### The exercise
With the images removed, repeat the data below exactly.
*****
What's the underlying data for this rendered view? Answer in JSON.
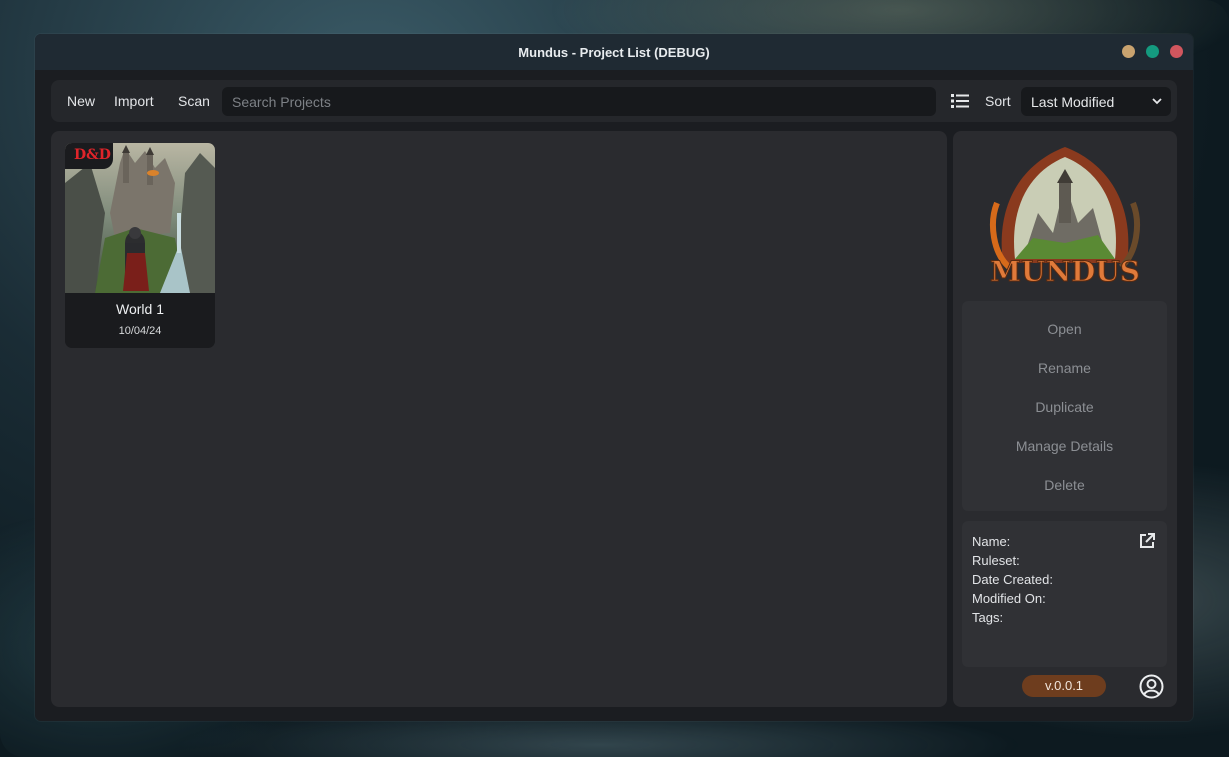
{
  "window": {
    "title": "Mundus - Project List (DEBUG)"
  },
  "toolbar": {
    "new_label": "New",
    "import_label": "Import",
    "scan_label": "Scan",
    "search_placeholder": "Search Projects",
    "sort_label": "Sort",
    "sort_value": "Last Modified"
  },
  "projects": [
    {
      "name": "World 1",
      "date": "10/04/24",
      "badge": "D&D"
    }
  ],
  "logo": {
    "text": "MUNDUS"
  },
  "actions": {
    "open": "Open",
    "rename": "Rename",
    "duplicate": "Duplicate",
    "manage_details": "Manage Details",
    "delete": "Delete"
  },
  "details": {
    "name_label": "Name:",
    "ruleset_label": "Ruleset:",
    "date_created_label": "Date Created:",
    "modified_on_label": "Modified On:",
    "tags_label": "Tags:"
  },
  "version": "v.0.0.1",
  "colors": {
    "accent_version": "#6e3d1e",
    "min": "#c9a36f",
    "max": "#149a7f",
    "close": "#d1565e"
  }
}
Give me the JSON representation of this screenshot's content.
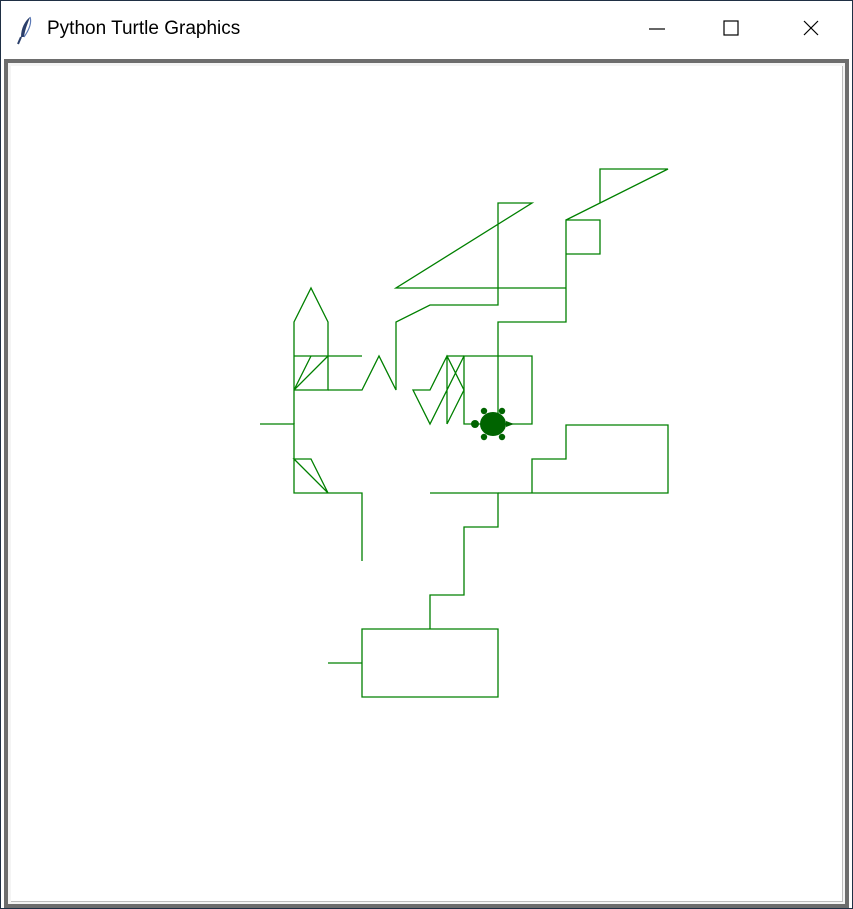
*****
### Answer to this problem
What's the underlying data for this rendered view? Answer in JSON.
{
  "window": {
    "title": "Mundus - Project List (DEBUG)"
  },
  "toolbar": {
    "new_label": "New",
    "import_label": "Import",
    "scan_label": "Scan",
    "search_placeholder": "Search Projects",
    "sort_label": "Sort",
    "sort_value": "Last Modified"
  },
  "projects": [
    {
      "name": "World 1",
      "date": "10/04/24",
      "badge": "D&D"
    }
  ],
  "logo": {
    "text": "MUNDUS"
  },
  "actions": {
    "open": "Open",
    "rename": "Rename",
    "duplicate": "Duplicate",
    "manage_details": "Manage Details",
    "delete": "Delete"
  },
  "details": {
    "name_label": "Name:",
    "ruleset_label": "Ruleset:",
    "date_created_label": "Date Created:",
    "modified_on_label": "Modified On:",
    "tags_label": "Tags:"
  },
  "version": "v.0.0.1",
  "colors": {
    "accent_version": "#6e3d1e",
    "min": "#c9a36f",
    "max": "#149a7f",
    "close": "#d1565e"
  }
}
Give me the JSON representation of this screenshot's content.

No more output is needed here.